# Your objective:
Filter this material down to the lines that hold "order", copying each one.

# Listed entries:
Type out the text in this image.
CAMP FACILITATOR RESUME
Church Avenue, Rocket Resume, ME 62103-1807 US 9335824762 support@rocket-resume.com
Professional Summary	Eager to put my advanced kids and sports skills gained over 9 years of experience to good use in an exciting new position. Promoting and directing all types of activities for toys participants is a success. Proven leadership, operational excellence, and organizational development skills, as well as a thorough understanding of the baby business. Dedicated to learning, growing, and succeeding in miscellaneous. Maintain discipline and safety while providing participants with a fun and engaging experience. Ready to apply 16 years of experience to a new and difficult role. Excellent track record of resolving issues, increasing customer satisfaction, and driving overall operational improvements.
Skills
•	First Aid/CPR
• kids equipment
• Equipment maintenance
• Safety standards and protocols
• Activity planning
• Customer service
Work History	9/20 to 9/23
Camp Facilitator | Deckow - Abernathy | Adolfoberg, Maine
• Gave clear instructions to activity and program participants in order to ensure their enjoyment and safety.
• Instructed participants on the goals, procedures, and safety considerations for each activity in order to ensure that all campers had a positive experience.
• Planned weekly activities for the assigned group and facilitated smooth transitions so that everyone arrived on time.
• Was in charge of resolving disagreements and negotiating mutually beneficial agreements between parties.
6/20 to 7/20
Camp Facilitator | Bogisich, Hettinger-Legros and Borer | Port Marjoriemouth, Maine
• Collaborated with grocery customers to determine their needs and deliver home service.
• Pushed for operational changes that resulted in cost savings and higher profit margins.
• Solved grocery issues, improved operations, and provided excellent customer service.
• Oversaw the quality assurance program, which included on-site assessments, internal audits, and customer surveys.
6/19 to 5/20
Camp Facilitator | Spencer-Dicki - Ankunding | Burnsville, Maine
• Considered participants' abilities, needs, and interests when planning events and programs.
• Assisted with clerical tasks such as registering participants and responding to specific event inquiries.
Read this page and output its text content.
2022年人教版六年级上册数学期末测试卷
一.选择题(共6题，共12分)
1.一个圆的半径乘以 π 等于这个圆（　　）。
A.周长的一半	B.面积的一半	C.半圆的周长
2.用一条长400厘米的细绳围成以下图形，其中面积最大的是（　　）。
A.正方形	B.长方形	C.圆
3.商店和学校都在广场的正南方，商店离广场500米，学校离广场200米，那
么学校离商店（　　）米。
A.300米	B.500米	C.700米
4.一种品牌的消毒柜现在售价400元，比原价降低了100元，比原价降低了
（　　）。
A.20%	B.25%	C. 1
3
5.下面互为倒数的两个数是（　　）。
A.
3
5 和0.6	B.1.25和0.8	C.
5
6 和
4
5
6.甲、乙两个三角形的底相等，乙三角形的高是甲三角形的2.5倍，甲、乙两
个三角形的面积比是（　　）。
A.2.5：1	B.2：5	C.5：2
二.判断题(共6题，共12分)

# Exercise solution:
• Gave clear instructions to activity and program participants in order to ensure their enjoyment and safety.
• Instructed participants on the goals, procedures, and safety considerations for each activity in order to ensure that all campers had a positive experience.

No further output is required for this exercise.